- _Goal_:
Set down all of the data that follows word for word, without the images.

- _Record extracts_:
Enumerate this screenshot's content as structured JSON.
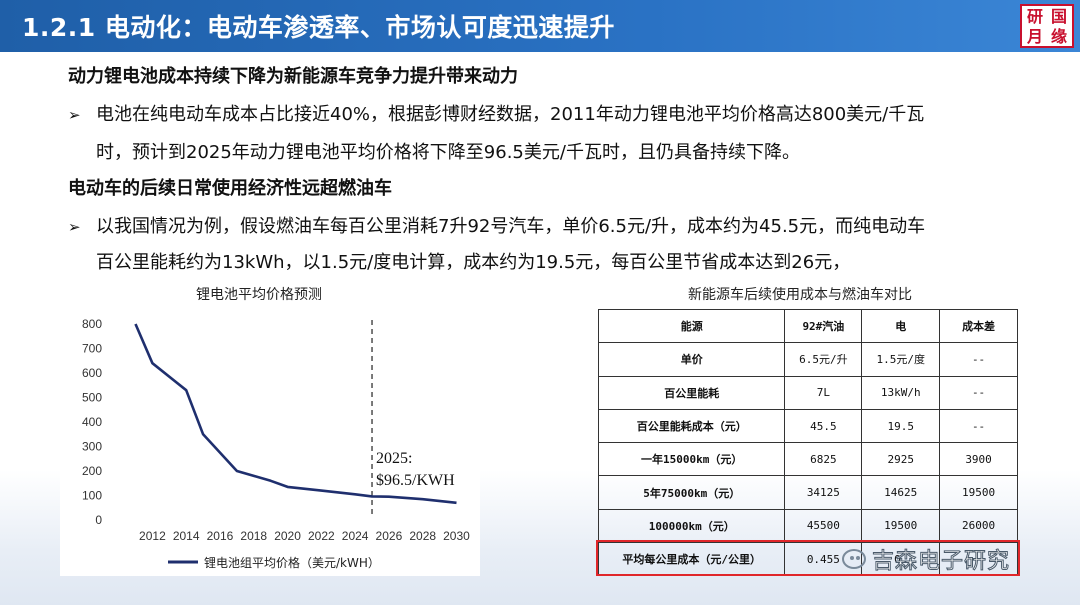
{
  "header": {
    "title": "1.2.1 电动化：电动车渗透率、市场认可度迅速提升",
    "logo_chars": [
      "研",
      "国",
      "月",
      "缘"
    ]
  },
  "section1": {
    "heading": "动力锂电池成本持续下降为新能源车竞争力提升带来动力",
    "bullet_line1": "电池在纯电动车成本占比接近40%，根据彭博财经数据，2011年动力锂电池平均价格高达800美元/千瓦",
    "bullet_line2": "时，预计到2025年动力锂电池平均价格将下降至96.5美元/千瓦时，且仍具备持续下降。"
  },
  "section2": {
    "heading": "电动车的后续日常使用经济性远超燃油车",
    "bullet_line1": "以我国情况为例，假设燃油车每百公里消耗7升92号汽车，单价6.5元/升，成本约为45.5元，而纯电动车",
    "bullet_line2": "百公里能耗约为13kWh，以1.5元/度电计算，成本约为19.5元，每百公里节省成本达到26元，"
  },
  "chart_data": {
    "type": "line",
    "title": "锂电池平均价格预测",
    "x": [
      2011,
      2012,
      2014,
      2015,
      2016,
      2017,
      2018,
      2019,
      2020,
      2022,
      2024,
      2025,
      2026,
      2028,
      2030
    ],
    "series": [
      {
        "name": "锂电池组平均价格（美元/kWH）",
        "values": [
          800,
          640,
          530,
          350,
          275,
          200,
          180,
          160,
          135,
          120,
          105,
          96.5,
          95,
          85,
          70
        ],
        "color": "#1f2f6e"
      }
    ],
    "xticks": [
      2012,
      2014,
      2016,
      2018,
      2020,
      2022,
      2024,
      2026,
      2028,
      2030
    ],
    "yticks": [
      0,
      100,
      200,
      300,
      400,
      500,
      600,
      700,
      800
    ],
    "xlim": [
      2010.2,
      2030.8
    ],
    "ylim": [
      0,
      800
    ],
    "vline_x": 2025,
    "annotation_line1": "2025:",
    "annotation_line2": "$96.5/KWH",
    "legend_position": "bottom"
  },
  "table": {
    "title": "新能源车后续使用成本与燃油车对比",
    "headers": [
      "能源",
      "92#汽油",
      "电",
      "成本差"
    ],
    "rows": [
      [
        "单价",
        "6.5元/升",
        "1.5元/度",
        "--"
      ],
      [
        "百公里能耗",
        "7L",
        "13kW/h",
        "--"
      ],
      [
        "百公里能耗成本（元）",
        "45.5",
        "19.5",
        "--"
      ],
      [
        "一年15000km（元）",
        "6825",
        "2925",
        "3900"
      ],
      [
        "5年75000km（元）",
        "34125",
        "14625",
        "19500"
      ],
      [
        "100000km（元）",
        "45500",
        "19500",
        "26000"
      ],
      [
        "平均每公里成本（元/公里）",
        "0.455",
        "0.",
        ""
      ]
    ]
  },
  "watermark": {
    "text": "吉森电子研究"
  },
  "colors": {
    "header": "#1f5fa8",
    "line": "#1f2f6e",
    "highlight": "#e0262a"
  }
}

- _Exercise response_:
Enumerate this screenshot's content as structured JSON.
{
  "header": {
    "title": "1.2.1 电动化：电动车渗透率、市场认可度迅速提升",
    "logo_chars": [
      "研",
      "国",
      "月",
      "缘"
    ]
  },
  "section1": {
    "heading": "动力锂电池成本持续下降为新能源车竞争力提升带来动力",
    "bullet_line1": "电池在纯电动车成本占比接近40%，根据彭博财经数据，2011年动力锂电池平均价格高达800美元/千瓦",
    "bullet_line2": "时，预计到2025年动力锂电池平均价格将下降至96.5美元/千瓦时，且仍具备持续下降。"
  },
  "section2": {
    "heading": "电动车的后续日常使用经济性远超燃油车",
    "bullet_line1": "以我国情况为例，假设燃油车每百公里消耗7升92号汽车，单价6.5元/升，成本约为45.5元，而纯电动车",
    "bullet_line2": "百公里能耗约为13kWh，以1.5元/度电计算，成本约为19.5元，每百公里节省成本达到26元，"
  },
  "chart_data": {
    "type": "line",
    "title": "锂电池平均价格预测",
    "x": [
      2011,
      2012,
      2014,
      2015,
      2016,
      2017,
      2018,
      2019,
      2020,
      2022,
      2024,
      2025,
      2026,
      2028,
      2030
    ],
    "series": [
      {
        "name": "锂电池组平均价格（美元/kWH）",
        "values": [
          800,
          640,
          530,
          350,
          275,
          200,
          180,
          160,
          135,
          120,
          105,
          96.5,
          95,
          85,
          70
        ],
        "color": "#1f2f6e"
      }
    ],
    "xticks": [
      2012,
      2014,
      2016,
      2018,
      2020,
      2022,
      2024,
      2026,
      2028,
      2030
    ],
    "yticks": [
      0,
      100,
      200,
      300,
      400,
      500,
      600,
      700,
      800
    ],
    "xlim": [
      2010.2,
      2030.8
    ],
    "ylim": [
      0,
      800
    ],
    "vline_x": 2025,
    "annotation_line1": "2025:",
    "annotation_line2": "$96.5/KWH",
    "legend_position": "bottom"
  },
  "table": {
    "title": "新能源车后续使用成本与燃油车对比",
    "headers": [
      "能源",
      "92#汽油",
      "电",
      "成本差"
    ],
    "rows": [
      [
        "单价",
        "6.5元/升",
        "1.5元/度",
        "--"
      ],
      [
        "百公里能耗",
        "7L",
        "13kW/h",
        "--"
      ],
      [
        "百公里能耗成本（元）",
        "45.5",
        "19.5",
        "--"
      ],
      [
        "一年15000km（元）",
        "6825",
        "2925",
        "3900"
      ],
      [
        "5年75000km（元）",
        "34125",
        "14625",
        "19500"
      ],
      [
        "100000km（元）",
        "45500",
        "19500",
        "26000"
      ],
      [
        "平均每公里成本（元/公里）",
        "0.455",
        "0.",
        ""
      ]
    ]
  },
  "watermark": {
    "text": "吉森电子研究"
  },
  "colors": {
    "header": "#1f5fa8",
    "line": "#1f2f6e",
    "highlight": "#e0262a"
  }
}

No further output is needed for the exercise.